(Figure content listings)

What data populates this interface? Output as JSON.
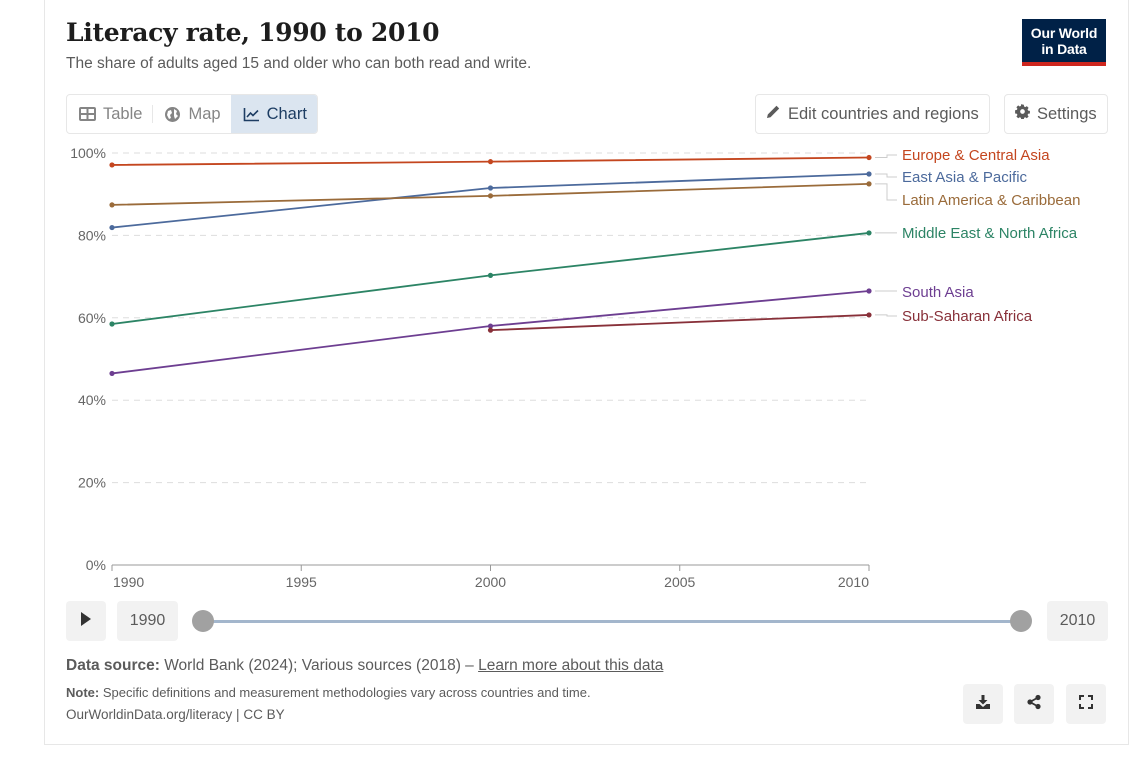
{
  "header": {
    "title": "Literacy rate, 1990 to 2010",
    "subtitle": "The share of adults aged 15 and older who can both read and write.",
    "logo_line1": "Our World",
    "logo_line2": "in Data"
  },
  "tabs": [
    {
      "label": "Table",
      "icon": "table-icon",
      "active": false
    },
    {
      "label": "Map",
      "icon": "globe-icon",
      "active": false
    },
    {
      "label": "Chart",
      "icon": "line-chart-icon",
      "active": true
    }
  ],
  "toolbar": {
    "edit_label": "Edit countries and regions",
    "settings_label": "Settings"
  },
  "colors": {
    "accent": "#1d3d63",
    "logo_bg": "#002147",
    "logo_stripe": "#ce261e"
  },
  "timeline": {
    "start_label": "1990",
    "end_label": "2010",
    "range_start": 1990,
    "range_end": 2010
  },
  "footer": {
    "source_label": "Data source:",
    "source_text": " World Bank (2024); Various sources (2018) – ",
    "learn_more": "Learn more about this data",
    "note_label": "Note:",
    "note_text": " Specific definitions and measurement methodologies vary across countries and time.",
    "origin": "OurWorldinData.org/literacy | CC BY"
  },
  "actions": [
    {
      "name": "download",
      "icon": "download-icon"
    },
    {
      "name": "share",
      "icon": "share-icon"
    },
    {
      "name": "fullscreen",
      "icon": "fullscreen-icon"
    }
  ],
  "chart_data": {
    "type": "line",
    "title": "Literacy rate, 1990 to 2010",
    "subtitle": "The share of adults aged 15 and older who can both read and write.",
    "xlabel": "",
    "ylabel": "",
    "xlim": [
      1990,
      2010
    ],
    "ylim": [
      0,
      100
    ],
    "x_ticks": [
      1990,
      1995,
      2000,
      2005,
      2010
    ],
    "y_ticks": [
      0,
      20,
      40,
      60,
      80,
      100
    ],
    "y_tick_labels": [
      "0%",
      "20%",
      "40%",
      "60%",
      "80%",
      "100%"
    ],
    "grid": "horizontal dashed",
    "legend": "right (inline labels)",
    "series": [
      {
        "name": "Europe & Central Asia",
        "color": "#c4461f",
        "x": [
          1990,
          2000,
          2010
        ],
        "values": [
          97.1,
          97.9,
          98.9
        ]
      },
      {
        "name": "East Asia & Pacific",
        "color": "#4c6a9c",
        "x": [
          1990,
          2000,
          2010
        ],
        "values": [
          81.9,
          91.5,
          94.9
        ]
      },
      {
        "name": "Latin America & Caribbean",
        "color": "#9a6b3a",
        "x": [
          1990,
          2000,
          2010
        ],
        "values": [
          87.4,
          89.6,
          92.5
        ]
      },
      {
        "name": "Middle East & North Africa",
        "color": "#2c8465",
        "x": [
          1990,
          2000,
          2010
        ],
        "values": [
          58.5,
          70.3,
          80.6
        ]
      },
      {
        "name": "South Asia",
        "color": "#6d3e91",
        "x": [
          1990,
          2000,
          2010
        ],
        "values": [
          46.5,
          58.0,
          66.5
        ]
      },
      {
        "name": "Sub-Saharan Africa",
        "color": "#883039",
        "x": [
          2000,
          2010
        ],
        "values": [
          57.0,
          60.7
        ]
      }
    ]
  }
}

==

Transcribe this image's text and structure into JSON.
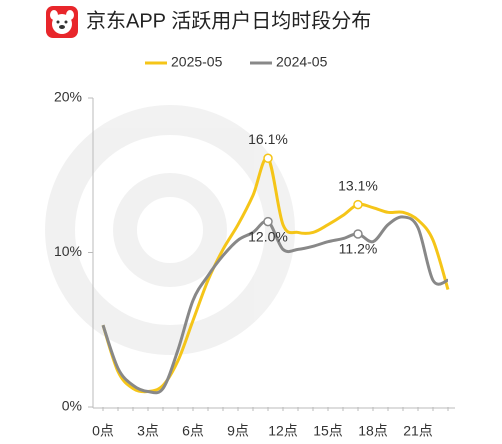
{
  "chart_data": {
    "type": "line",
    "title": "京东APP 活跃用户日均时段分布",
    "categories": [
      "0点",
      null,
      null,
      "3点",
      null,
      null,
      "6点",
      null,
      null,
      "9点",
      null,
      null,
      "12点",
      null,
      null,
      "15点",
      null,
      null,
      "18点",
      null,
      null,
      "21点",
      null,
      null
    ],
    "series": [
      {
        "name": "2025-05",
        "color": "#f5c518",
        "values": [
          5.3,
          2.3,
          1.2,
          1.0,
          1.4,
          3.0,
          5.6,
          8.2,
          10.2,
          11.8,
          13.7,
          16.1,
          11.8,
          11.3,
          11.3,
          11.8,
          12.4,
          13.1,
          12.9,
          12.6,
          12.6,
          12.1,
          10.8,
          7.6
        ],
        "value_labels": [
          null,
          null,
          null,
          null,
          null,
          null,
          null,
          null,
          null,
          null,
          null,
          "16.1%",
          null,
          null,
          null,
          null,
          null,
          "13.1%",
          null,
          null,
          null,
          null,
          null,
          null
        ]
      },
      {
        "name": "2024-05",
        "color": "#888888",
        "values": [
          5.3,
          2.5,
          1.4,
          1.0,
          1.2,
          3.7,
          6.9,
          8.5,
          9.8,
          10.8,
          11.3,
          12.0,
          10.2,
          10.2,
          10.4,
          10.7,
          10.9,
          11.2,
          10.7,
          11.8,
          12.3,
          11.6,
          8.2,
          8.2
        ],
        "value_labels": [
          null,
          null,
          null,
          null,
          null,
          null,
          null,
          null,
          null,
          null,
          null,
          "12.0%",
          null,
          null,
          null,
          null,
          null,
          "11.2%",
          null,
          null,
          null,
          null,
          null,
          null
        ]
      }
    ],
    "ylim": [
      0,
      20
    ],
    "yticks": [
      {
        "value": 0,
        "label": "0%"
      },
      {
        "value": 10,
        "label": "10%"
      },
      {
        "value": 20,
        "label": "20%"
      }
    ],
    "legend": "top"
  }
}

---

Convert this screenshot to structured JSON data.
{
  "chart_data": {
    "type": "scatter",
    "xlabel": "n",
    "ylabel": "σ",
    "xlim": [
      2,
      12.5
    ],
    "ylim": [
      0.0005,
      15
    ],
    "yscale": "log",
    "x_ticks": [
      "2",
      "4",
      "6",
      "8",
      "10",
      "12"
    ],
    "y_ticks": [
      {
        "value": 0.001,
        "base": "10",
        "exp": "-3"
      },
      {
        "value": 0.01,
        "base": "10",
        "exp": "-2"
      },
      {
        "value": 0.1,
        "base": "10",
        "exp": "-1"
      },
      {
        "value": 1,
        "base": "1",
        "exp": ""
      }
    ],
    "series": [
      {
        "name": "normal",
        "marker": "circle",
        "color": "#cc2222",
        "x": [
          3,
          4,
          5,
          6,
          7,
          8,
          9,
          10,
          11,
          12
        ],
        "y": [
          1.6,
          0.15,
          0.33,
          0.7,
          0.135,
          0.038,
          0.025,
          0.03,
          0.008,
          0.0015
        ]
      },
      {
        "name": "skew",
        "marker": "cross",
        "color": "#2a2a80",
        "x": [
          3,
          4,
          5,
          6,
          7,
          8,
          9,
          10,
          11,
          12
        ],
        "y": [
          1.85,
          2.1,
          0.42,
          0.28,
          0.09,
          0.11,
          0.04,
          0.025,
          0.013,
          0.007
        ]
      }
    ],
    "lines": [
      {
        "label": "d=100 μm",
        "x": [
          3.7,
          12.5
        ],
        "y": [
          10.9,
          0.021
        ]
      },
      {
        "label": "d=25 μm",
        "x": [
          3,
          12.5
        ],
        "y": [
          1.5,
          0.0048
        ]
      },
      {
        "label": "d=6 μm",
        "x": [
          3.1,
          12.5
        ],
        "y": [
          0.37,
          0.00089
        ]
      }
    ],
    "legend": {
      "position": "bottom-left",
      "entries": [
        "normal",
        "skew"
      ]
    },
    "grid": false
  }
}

What is expected:
List every line in the records above that contains the word "this".

Exercise response:
What data populates this interface? Output as JSON.
    "learn_more": "Learn more about this data",
Transcribe this image's text and structure into JSON.
Convert this screenshot to structured JSON data.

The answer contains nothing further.